— What is being asked —
Every line in the listing is to be echoed verbatim.

— Records for the exercise —
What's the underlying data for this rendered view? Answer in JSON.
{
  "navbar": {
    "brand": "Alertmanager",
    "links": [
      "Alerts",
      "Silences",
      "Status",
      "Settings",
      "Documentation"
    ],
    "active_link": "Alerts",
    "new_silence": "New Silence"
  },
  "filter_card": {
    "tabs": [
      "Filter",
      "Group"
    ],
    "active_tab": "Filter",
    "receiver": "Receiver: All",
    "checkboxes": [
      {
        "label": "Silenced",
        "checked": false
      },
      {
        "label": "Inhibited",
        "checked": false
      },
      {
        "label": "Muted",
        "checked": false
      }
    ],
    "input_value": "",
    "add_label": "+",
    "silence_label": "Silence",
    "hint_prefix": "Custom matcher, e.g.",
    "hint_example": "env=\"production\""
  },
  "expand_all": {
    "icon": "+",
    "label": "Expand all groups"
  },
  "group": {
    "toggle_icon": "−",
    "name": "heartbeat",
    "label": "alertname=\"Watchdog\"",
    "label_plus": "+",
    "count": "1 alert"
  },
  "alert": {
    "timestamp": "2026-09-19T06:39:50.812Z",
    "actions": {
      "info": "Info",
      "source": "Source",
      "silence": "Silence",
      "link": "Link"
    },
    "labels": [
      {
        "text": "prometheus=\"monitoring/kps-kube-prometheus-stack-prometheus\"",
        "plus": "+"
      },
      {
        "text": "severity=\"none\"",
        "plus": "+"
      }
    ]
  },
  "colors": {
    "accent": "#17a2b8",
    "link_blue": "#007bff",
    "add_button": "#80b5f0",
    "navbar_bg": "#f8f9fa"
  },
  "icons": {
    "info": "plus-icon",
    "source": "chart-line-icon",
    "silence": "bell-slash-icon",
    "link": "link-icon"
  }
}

— Finished task —
What's the underlying data for this rendered view? Answer in JSON.
{
  "navbar": {
    "brand": "Alertmanager",
    "links": [
      "Alerts",
      "Silences",
      "Status",
      "Settings",
      "Documentation"
    ],
    "active_link": "Alerts",
    "new_silence": "New Silence"
  },
  "filter_card": {
    "tabs": [
      "Filter",
      "Group"
    ],
    "active_tab": "Filter",
    "receiver": "Receiver: All",
    "checkboxes": [
      {
        "label": "Silenced",
        "checked": false
      },
      {
        "label": "Inhibited",
        "checked": false
      },
      {
        "label": "Muted",
        "checked": false
      }
    ],
    "input_value": "",
    "add_label": "+",
    "silence_label": "Silence",
    "hint_prefix": "Custom matcher, e.g.",
    "hint_example": "env=\"production\""
  },
  "expand_all": {
    "icon": "+",
    "label": "Expand all groups"
  },
  "group": {
    "toggle_icon": "−",
    "name": "heartbeat",
    "label": "alertname=\"Watchdog\"",
    "label_plus": "+",
    "count": "1 alert"
  },
  "alert": {
    "timestamp": "2026-09-19T06:39:50.812Z",
    "actions": {
      "info": "Info",
      "source": "Source",
      "silence": "Silence",
      "link": "Link"
    },
    "labels": [
      {
        "text": "prometheus=\"monitoring/kps-kube-prometheus-stack-prometheus\"",
        "plus": "+"
      },
      {
        "text": "severity=\"none\"",
        "plus": "+"
      }
    ]
  },
  "colors": {
    "accent": "#17a2b8",
    "link_blue": "#007bff",
    "add_button": "#80b5f0",
    "navbar_bg": "#f8f9fa"
  },
  "icons": {
    "info": "plus-icon",
    "source": "chart-line-icon",
    "silence": "bell-slash-icon",
    "link": "link-icon"
  }
}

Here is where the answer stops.